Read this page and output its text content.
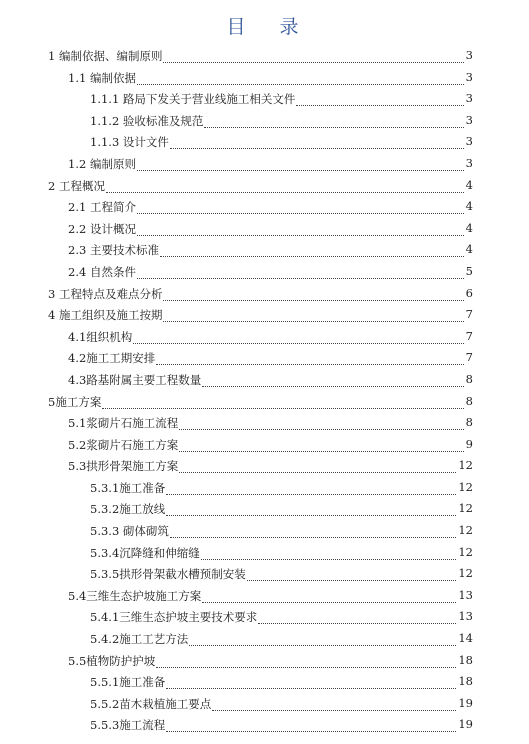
目 录
1 编制依据、编制原则	3
1.1 编制依据	3
1.1.1 路局下发关于营业线施工相关文件	3
1.1.2 验收标准及规范	3
1.1.3 设计文件	3
1.2 编制原则	3
2 工程概况	4
2.1 工程简介	4
2.2 设计概况	4
2.3 主要技术标准	4
2.4 自然条件	5
3 工程特点及难点分析	6
4 施工组织及施工按期	7
4.1组织机构	7
4.2施工工期安排	7
4.3路基附属主要工程数量	8
5施工方案	8
5.1浆砌片石施工流程	8
5.2浆砌片石施工方案	9
5.3拱形骨架施工方案	12
5.3.1施工准备	12
5.3.2施工放线	12
5.3.3 砌体砌筑	12
5.3.4沉降缝和伸缩缝	12
5.3.5拱形骨架截水槽预制安装	12
5.4三维生态护坡施工方案	13
5.4.1三维生态护坡主要技术要求	13
5.4.2施工工艺方法	14
5.5植物防护护坡	18
5.5.1施工准备	18
5.5.2苗木栽植施工要点	19
5.5.3施工流程	19
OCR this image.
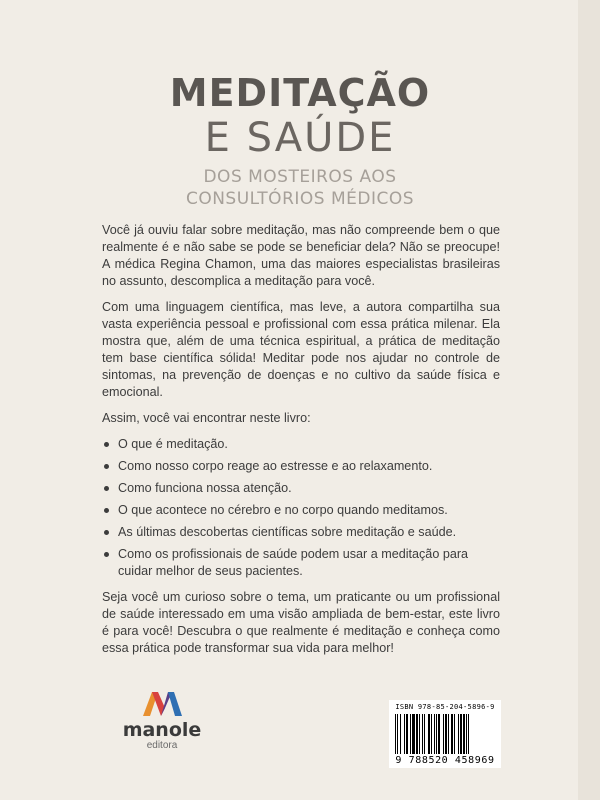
MEDITAÇÃO
E SAÚDE
DOS MOSTEIROS AOS
CONSULTÓRIOS MÉDICOS

Você já ouviu falar sobre meditação, mas não compreende bem o que realmente é e não sabe se pode se beneficiar dela? Não se preocupe! A médica Regina Chamon, uma das maiores especialistas brasileiras no assunto, descomplica a meditação para você.

Com uma linguagem científica, mas leve, a autora compartilha sua vasta experiência pessoal e profissional com essa prática milenar. Ela mostra que, além de uma técnica espiritual, a prática de meditação tem base científica sólida! Meditar pode nos ajudar no controle de sintomas, na prevenção de doenças e no cultivo da saúde física e emocional.

Assim, você vai encontrar neste livro:

O que é meditação.
Como nosso corpo reage ao estresse e ao relaxamento.
Como funciona nossa atenção.
O que acontece no cérebro e no corpo quando meditamos.
As últimas descobertas científicas sobre meditação e saúde.
Como os profissionais de saúde podem usar a meditação para cuidar melhor de seus pacientes.

Seja você um curioso sobre o tema, um praticante ou um profissional de saúde interessado em uma visão ampliada de bem-estar, este livro é para você! Descubra o que realmente é meditação e conheça como essa prática pode transformar sua vida para melhor!

manole
editora
ISBN 978-85-204-5896-9
9 788520 458969
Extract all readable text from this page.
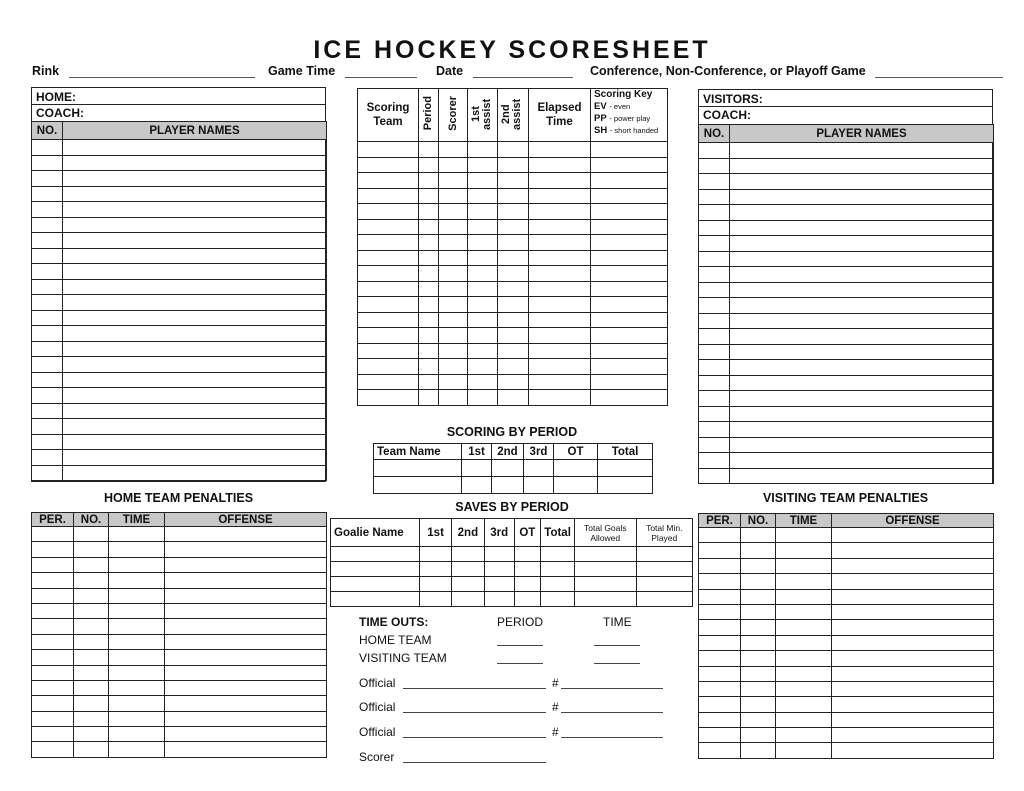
ICE HOCKEY SCORESHEET
Rink	Game Time	Date	Conference, Non-Conference, or Playoff Game
HOME:
COACH:
NO.	PLAYER NAMES

VISITORS:
COACH:
NO.	PLAYER NAMES

Scoring Team	Period	Scorer	1st assist	2nd assist	Elapsed Time	Scoring Key
EV - even
PP - power play
SH - short handed

SCORING BY PERIOD
Team Name	1st	2nd	3rd	OT	Total

SAVES BY PERIOD
Goalie Name	1st	2nd	3rd	OT	Total	Total Goals Allowed	Total Min. Played

HOME TEAM PENALTIES
PER.	NO.	TIME	OFFENSE

VISITING TEAM PENALTIES
PER.	NO.	TIME	OFFENSE

TIME OUTS:	PERIOD	TIME
HOME TEAM
VISITING TEAM
Official	#
Official	#
Official	#
Scorer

=====

Tally the lines of the material above that contain the word "você" and report the total alone.

• _COMPLETE OUTPUT_
3